#### [THE PROBLEM]
Your task is to repeat the entries underneath exactly, minus the pictures.

(Data entries)
....

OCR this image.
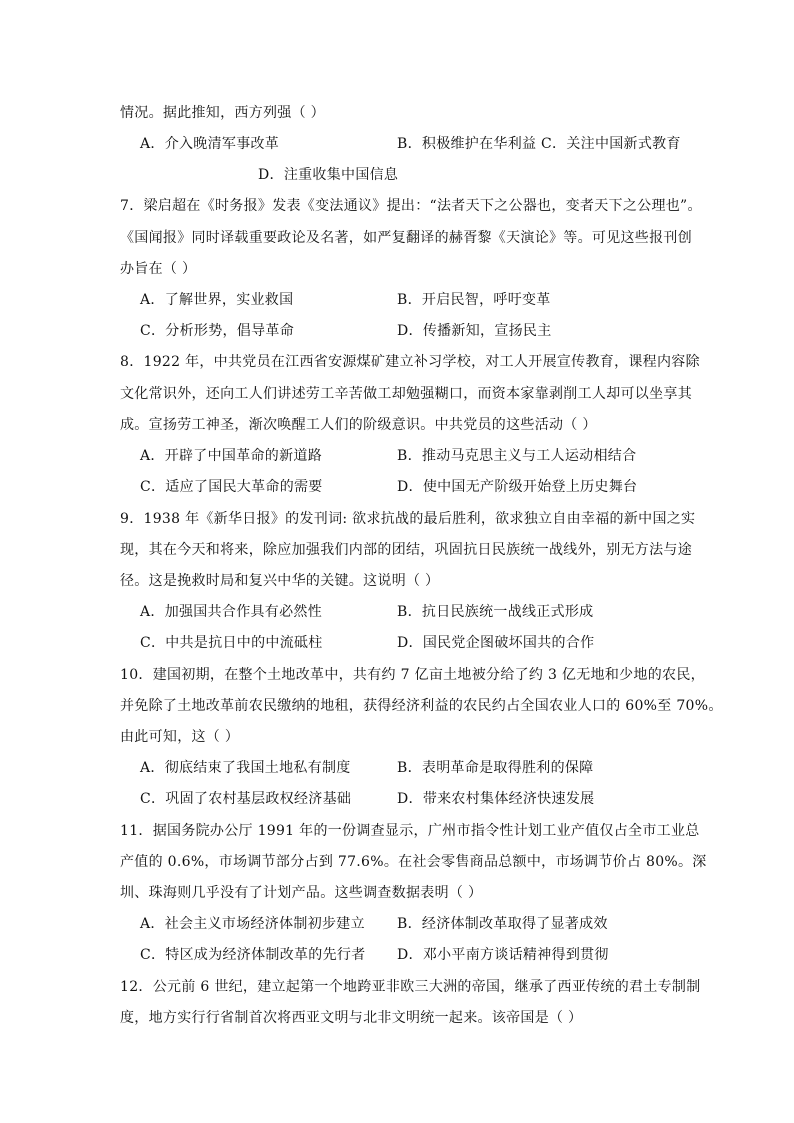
情况。据此推知，西方列强（ ）
A．介入晚清军事改革	B．积极维护在华利益 C．关注中国新式教育
D．注重收集中国信息
7．梁启超在《时务报》发表《变法通议》提出：“法者天下之公器也，变者天下之公理也”。
《国闻报》同时译载重要政论及名著，如严复翻译的赫胥黎《天演论》等。可见这些报刊创
办旨在（ ）
A．了解世界，实业救国	B．开启民智，呼吁变革
C．分析形势，倡导革命	D．传播新知，宣扬民主
8．1922 年，中共党员在江西省安源煤矿建立补习学校，对工人开展宣传教育，课程内容除
文化常识外，还向工人们讲述劳工辛苦做工却勉强糊口，而资本家靠剥削工人却可以坐享其
成。宣扬劳工神圣，渐次唤醒工人们的阶级意识。中共党员的这些活动（ ）
A．开辟了中国革命的新道路	B．推动马克思主义与工人运动相结合
C．适应了国民大革命的需要	D．使中国无产阶级开始登上历史舞台
9．1938 年《新华日报》的发刊词: 欲求抗战的最后胜利，欲求独立自由幸福的新中国之实
现，其在今天和将来，除应加强我们内部的团结，巩固抗日民族统一战线外，别无方法与途
径。这是挽救时局和复兴中华的关键。这说明（ ）
A．加强国共合作具有必然性	B．抗日民族统一战线正式形成
C．中共是抗日中的中流砥柱	D．国民党企图破坏国共的合作
10．建国初期，在整个土地改革中，共有约 7 亿亩土地被分给了约 3 亿无地和少地的农民，
并免除了土地改革前农民缴纳的地租，获得经济利益的农民约占全国农业人口的 60%至 70%。
由此可知，这（ ）
A．彻底结束了我国土地私有制度	B．表明革命是取得胜利的保障
C．巩固了农村基层政权经济基础	D．带来农村集体经济快速发展
11．据国务院办公厅 1991 年的一份调查显示，广州市指令性计划工业产值仅占全市工业总
产值的 0.6%，市场调节部分占到 77.6%。在社会零售商品总额中，市场调节价占 80%。深
圳、珠海则几乎没有了计划产品。这些调查数据表明（ ）
A．社会主义市场经济体制初步建立 B．经济体制改革取得了显著成效
C．特区成为经济体制改革的先行者 D．邓小平南方谈话精神得到贯彻
12．公元前 6 世纪，建立起第一个地跨亚非欧三大洲的帝国，继承了西亚传统的君土专制制
度，地方实行行省制首次将西亚文明与北非文明统一起来。该帝国是（ ）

....

#### [WRITTEN ANSWER]
OCR this image.
情况。据此推知，西方列强（ ）
A．介入晚清军事改革	B．积极维护在华利益 C．关注中国新式教育
D．注重收集中国信息
7．梁启超在《时务报》发表《变法通议》提出：“法者天下之公器也，变者天下之公理也”。
《国闻报》同时译载重要政论及名著，如严复翻译的赫胥黎《天演论》等。可见这些报刊创
办旨在（ ）
A．了解世界，实业救国	B．开启民智，呼吁变革
C．分析形势，倡导革命	D．传播新知，宣扬民主
8．1922 年，中共党员在江西省安源煤矿建立补习学校，对工人开展宣传教育，课程内容除
文化常识外，还向工人们讲述劳工辛苦做工却勉强糊口，而资本家靠剥削工人却可以坐享其
成。宣扬劳工神圣，渐次唤醒工人们的阶级意识。中共党员的这些活动（ ）
A．开辟了中国革命的新道路	B．推动马克思主义与工人运动相结合
C．适应了国民大革命的需要	D．使中国无产阶级开始登上历史舞台
9．1938 年《新华日报》的发刊词: 欲求抗战的最后胜利，欲求独立自由幸福的新中国之实
现，其在今天和将来，除应加强我们内部的团结，巩固抗日民族统一战线外，别无方法与途
径。这是挽救时局和复兴中华的关键。这说明（ ）
A．加强国共合作具有必然性	B．抗日民族统一战线正式形成
C．中共是抗日中的中流砥柱	D．国民党企图破坏国共的合作
10．建国初期，在整个土地改革中，共有约 7 亿亩土地被分给了约 3 亿无地和少地的农民，
并免除了土地改革前农民缴纳的地租，获得经济利益的农民约占全国农业人口的 60%至 70%。
由此可知，这（ ）
A．彻底结束了我国土地私有制度	B．表明革命是取得胜利的保障
C．巩固了农村基层政权经济基础	D．带来农村集体经济快速发展
11．据国务院办公厅 1991 年的一份调查显示，广州市指令性计划工业产值仅占全市工业总
产值的 0.6%，市场调节部分占到 77.6%。在社会零售商品总额中，市场调节价占 80%。深
圳、珠海则几乎没有了计划产品。这些调查数据表明（ ）
A．社会主义市场经济体制初步建立 B．经济体制改革取得了显著成效
C．特区成为经济体制改革的先行者 D．邓小平南方谈话精神得到贯彻
12．公元前 6 世纪，建立起第一个地跨亚非欧三大洲的帝国，继承了西亚传统的君土专制制
度，地方实行行省制首次将西亚文明与北非文明统一起来。该帝国是（ ）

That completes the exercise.